- [What you need to do]: Restate each entry word for word, leaving nothing out.

---------- Data for processing

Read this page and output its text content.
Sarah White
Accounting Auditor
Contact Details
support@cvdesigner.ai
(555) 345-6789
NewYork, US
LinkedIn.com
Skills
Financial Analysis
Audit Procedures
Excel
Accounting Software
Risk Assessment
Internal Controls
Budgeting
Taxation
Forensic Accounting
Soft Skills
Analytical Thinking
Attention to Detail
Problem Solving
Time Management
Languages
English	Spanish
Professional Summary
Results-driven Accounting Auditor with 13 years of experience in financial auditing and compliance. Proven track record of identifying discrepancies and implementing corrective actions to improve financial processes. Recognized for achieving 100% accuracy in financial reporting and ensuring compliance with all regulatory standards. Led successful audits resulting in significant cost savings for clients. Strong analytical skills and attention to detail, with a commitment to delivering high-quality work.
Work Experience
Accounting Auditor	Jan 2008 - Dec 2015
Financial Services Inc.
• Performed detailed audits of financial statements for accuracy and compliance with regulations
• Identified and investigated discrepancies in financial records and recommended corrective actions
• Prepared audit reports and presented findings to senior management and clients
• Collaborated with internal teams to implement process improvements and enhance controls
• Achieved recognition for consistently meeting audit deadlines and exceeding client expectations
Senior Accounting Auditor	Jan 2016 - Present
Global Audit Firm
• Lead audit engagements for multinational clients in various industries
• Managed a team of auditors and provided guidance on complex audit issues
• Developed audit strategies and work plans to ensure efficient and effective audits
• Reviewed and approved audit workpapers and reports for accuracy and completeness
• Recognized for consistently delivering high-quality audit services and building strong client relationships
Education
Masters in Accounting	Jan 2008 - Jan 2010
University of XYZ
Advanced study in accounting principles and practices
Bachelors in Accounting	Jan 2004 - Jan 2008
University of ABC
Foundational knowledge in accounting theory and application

--------------------

- [Completed task]:
Read this page and output its text content.
Sarah White
Accounting Auditor
Contact Details
support@cvdesigner.ai
(555) 345-6789
NewYork, US
LinkedIn.com
Skills
Financial Analysis
Audit Procedures
Excel
Accounting Software
Risk Assessment
Internal Controls
Budgeting
Taxation
Forensic Accounting
Soft Skills
Analytical Thinking
Attention to Detail
Problem Solving
Time Management
Languages
English	Spanish
Professional Summary
Results-driven Accounting Auditor with 13 years of experience in financial auditing and compliance. Proven track record of identifying discrepancies and implementing corrective actions to improve financial processes. Recognized for achieving 100% accuracy in financial reporting and ensuring compliance with all regulatory standards. Led successful audits resulting in significant cost savings for clients. Strong analytical skills and attention to detail, with a commitment to delivering high-quality work.
Work Experience
Accounting Auditor	Jan 2008 - Dec 2015
Financial Services Inc.
• Performed detailed audits of financial statements for accuracy and compliance with regulations
• Identified and investigated discrepancies in financial records and recommended corrective actions
• Prepared audit reports and presented findings to senior management and clients
• Collaborated with internal teams to implement process improvements and enhance controls
• Achieved recognition for consistently meeting audit deadlines and exceeding client expectations
Senior Accounting Auditor	Jan 2016 - Present
Global Audit Firm
• Lead audit engagements for multinational clients in various industries
• Managed a team of auditors and provided guidance on complex audit issues
• Developed audit strategies and work plans to ensure efficient and effective audits
• Reviewed and approved audit workpapers and reports for accuracy and completeness
• Recognized for consistently delivering high-quality audit services and building strong client relationships
Education
Masters in Accounting	Jan 2008 - Jan 2010
University of XYZ
Advanced study in accounting principles and practices
Bachelors in Accounting	Jan 2004 - Jan 2008
University of ABC
Foundational knowledge in accounting theory and application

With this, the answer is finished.